**What to do**
Give back the full material, exactly as it reads.

**Data lines**
+ + + + + + +

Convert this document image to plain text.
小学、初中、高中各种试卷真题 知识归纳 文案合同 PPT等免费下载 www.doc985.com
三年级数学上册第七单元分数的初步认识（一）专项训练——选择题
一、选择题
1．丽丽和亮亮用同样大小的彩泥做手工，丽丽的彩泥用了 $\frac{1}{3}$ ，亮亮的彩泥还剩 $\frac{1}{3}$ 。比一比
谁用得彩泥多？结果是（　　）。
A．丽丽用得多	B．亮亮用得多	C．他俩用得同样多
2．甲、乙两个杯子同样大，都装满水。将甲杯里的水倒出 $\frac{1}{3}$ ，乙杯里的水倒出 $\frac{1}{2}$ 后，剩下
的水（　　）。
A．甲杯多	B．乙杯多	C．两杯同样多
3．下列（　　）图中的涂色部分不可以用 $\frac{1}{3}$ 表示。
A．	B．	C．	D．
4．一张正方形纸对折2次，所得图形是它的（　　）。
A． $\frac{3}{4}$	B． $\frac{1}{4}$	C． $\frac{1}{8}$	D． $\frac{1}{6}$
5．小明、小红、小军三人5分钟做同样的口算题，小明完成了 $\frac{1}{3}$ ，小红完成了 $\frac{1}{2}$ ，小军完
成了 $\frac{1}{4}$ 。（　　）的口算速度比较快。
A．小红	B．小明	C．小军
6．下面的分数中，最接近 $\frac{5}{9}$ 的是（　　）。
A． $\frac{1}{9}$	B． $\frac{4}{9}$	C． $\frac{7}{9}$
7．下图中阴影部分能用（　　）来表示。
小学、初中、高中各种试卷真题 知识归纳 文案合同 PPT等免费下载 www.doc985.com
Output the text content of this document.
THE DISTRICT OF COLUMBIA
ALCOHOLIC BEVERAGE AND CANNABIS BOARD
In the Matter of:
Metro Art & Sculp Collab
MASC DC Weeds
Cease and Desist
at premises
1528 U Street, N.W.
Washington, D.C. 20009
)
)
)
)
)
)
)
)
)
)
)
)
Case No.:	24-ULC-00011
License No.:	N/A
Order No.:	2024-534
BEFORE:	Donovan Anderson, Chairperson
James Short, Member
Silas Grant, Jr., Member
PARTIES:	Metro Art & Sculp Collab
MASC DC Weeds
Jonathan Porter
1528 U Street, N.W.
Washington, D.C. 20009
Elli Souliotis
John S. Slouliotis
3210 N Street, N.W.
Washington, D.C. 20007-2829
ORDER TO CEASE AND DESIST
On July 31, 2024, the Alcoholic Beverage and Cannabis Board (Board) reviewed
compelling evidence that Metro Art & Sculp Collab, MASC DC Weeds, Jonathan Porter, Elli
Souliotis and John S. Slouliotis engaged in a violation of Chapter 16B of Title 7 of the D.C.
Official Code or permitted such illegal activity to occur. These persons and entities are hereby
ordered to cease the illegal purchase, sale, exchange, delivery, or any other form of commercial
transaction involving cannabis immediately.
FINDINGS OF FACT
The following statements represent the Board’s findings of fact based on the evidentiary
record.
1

+ + + + + + +

**Solved problem**
Convert this document image to plain text.
小学、初中、高中各种试卷真题 知识归纳 文案合同 PPT等免费下载 www.doc985.com
三年级数学上册第七单元分数的初步认识（一）专项训练——选择题
一、选择题
1．丽丽和亮亮用同样大小的彩泥做手工，丽丽的彩泥用了 $\frac{1}{3}$ ，亮亮的彩泥还剩 $\frac{1}{3}$ 。比一比
谁用得彩泥多？结果是（　　）。
A．丽丽用得多	B．亮亮用得多	C．他俩用得同样多
2．甲、乙两个杯子同样大，都装满水。将甲杯里的水倒出 $\frac{1}{3}$ ，乙杯里的水倒出 $\frac{1}{2}$ 后，剩下
的水（　　）。
A．甲杯多	B．乙杯多	C．两杯同样多
3．下列（　　）图中的涂色部分不可以用 $\frac{1}{3}$ 表示。
A．	B．	C．	D．
4．一张正方形纸对折2次，所得图形是它的（　　）。
A． $\frac{3}{4}$	B． $\frac{1}{4}$	C． $\frac{1}{8}$	D． $\frac{1}{6}$
5．小明、小红、小军三人5分钟做同样的口算题，小明完成了 $\frac{1}{3}$ ，小红完成了 $\frac{1}{2}$ ，小军完
成了 $\frac{1}{4}$ 。（　　）的口算速度比较快。
A．小红	B．小明	C．小军
6．下面的分数中，最接近 $\frac{5}{9}$ 的是（　　）。
A． $\frac{1}{9}$	B． $\frac{4}{9}$	C． $\frac{7}{9}$
7．下图中阴影部分能用（　　）来表示。
小学、初中、高中各种试卷真题 知识归纳 文案合同 PPT等免费下载 www.doc985.com
Output the text content of this document.
THE DISTRICT OF COLUMBIA
ALCOHOLIC BEVERAGE AND CANNABIS BOARD
In the Matter of:
Metro Art & Sculp Collab
MASC DC Weeds
Cease and Desist
at premises
1528 U Street, N.W.
Washington, D.C. 20009
)
)
)
)
)
)
)
)
)
)
)
)
Case No.:	24-ULC-00011
License No.:	N/A
Order No.:	2024-534
BEFORE:	Donovan Anderson, Chairperson
James Short, Member
Silas Grant, Jr., Member
PARTIES:	Metro Art & Sculp Collab
MASC DC Weeds
Jonathan Porter
1528 U Street, N.W.
Washington, D.C. 20009
Elli Souliotis
John S. Slouliotis
3210 N Street, N.W.
Washington, D.C. 20007-2829
ORDER TO CEASE AND DESIST
On July 31, 2024, the Alcoholic Beverage and Cannabis Board (Board) reviewed
compelling evidence that Metro Art & Sculp Collab, MASC DC Weeds, Jonathan Porter, Elli
Souliotis and John S. Slouliotis engaged in a violation of Chapter 16B of Title 7 of the D.C.
Official Code or permitted such illegal activity to occur. These persons and entities are hereby
ordered to cease the illegal purchase, sale, exchange, delivery, or any other form of commercial
transaction involving cannabis immediately.
FINDINGS OF FACT
The following statements represent the Board’s findings of fact based on the evidentiary
record.
1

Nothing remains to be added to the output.